— Start Extracted records —
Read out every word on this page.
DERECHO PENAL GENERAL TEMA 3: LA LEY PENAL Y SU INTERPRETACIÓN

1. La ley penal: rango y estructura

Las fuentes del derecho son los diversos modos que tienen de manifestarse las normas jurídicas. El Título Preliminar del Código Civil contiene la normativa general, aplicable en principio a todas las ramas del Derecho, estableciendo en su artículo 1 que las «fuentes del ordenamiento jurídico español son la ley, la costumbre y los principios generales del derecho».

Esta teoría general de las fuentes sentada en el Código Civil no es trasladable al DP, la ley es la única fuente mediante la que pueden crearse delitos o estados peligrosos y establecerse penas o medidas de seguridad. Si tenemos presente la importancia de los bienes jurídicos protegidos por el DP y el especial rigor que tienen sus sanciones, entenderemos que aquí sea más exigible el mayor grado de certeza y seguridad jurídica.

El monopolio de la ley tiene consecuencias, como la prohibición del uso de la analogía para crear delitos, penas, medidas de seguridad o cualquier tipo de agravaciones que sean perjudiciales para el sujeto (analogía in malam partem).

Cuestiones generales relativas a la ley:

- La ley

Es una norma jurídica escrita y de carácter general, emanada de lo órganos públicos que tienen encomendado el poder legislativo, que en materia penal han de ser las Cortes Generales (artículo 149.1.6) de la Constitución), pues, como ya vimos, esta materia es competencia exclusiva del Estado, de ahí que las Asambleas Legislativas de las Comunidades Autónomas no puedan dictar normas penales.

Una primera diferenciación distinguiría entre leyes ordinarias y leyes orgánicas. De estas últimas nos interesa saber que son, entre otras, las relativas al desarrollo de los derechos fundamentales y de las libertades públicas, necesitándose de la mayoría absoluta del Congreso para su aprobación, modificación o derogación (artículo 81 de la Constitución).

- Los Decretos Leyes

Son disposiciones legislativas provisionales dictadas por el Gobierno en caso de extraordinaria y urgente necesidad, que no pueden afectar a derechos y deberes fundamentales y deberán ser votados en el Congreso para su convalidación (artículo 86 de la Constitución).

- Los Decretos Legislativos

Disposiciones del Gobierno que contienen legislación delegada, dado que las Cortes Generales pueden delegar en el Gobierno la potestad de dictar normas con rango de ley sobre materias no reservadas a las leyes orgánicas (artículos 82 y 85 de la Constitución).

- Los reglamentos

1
— End Extracted records —
### Task details
Repeat the listing exactly, from its first line to its last.

### Full solution
Read out every word on this page.
DERECHO PENAL GENERAL TEMA 3: LA LEY PENAL Y SU INTERPRETACIÓN

1. La ley penal: rango y estructura

Las fuentes del derecho son los diversos modos que tienen de manifestarse las normas jurídicas. El Título Preliminar del Código Civil contiene la normativa general, aplicable en principio a todas las ramas del Derecho, estableciendo en su artículo 1 que las «fuentes del ordenamiento jurídico español son la ley, la costumbre y los principios generales del derecho».

Esta teoría general de las fuentes sentada en el Código Civil no es trasladable al DP, la ley es la única fuente mediante la que pueden crearse delitos o estados peligrosos y establecerse penas o medidas de seguridad. Si tenemos presente la importancia de los bienes jurídicos protegidos por el DP y el especial rigor que tienen sus sanciones, entenderemos que aquí sea más exigible el mayor grado de certeza y seguridad jurídica.

El monopolio de la ley tiene consecuencias, como la prohibición del uso de la analogía para crear delitos, penas, medidas de seguridad o cualquier tipo de agravaciones que sean perjudiciales para el sujeto (analogía in malam partem).

Cuestiones generales relativas a la ley:

- La ley

Es una norma jurídica escrita y de carácter general, emanada de lo órganos públicos que tienen encomendado el poder legislativo, que en materia penal han de ser las Cortes Generales (artículo 149.1.6) de la Constitución), pues, como ya vimos, esta materia es competencia exclusiva del Estado, de ahí que las Asambleas Legislativas de las Comunidades Autónomas no puedan dictar normas penales.

Una primera diferenciación distinguiría entre leyes ordinarias y leyes orgánicas. De estas últimas nos interesa saber que son, entre otras, las relativas al desarrollo de los derechos fundamentales y de las libertades públicas, necesitándose de la mayoría absoluta del Congreso para su aprobación, modificación o derogación (artículo 81 de la Constitución).

- Los Decretos Leyes

Son disposiciones legislativas provisionales dictadas por el Gobierno en caso de extraordinaria y urgente necesidad, que no pueden afectar a derechos y deberes fundamentales y deberán ser votados en el Congreso para su convalidación (artículo 86 de la Constitución).

- Los Decretos Legislativos

Disposiciones del Gobierno que contienen legislación delegada, dado que las Cortes Generales pueden delegar en el Gobierno la potestad de dictar normas con rango de ley sobre materias no reservadas a las leyes orgánicas (artículos 82 y 85 de la Constitución).

- Los reglamentos

1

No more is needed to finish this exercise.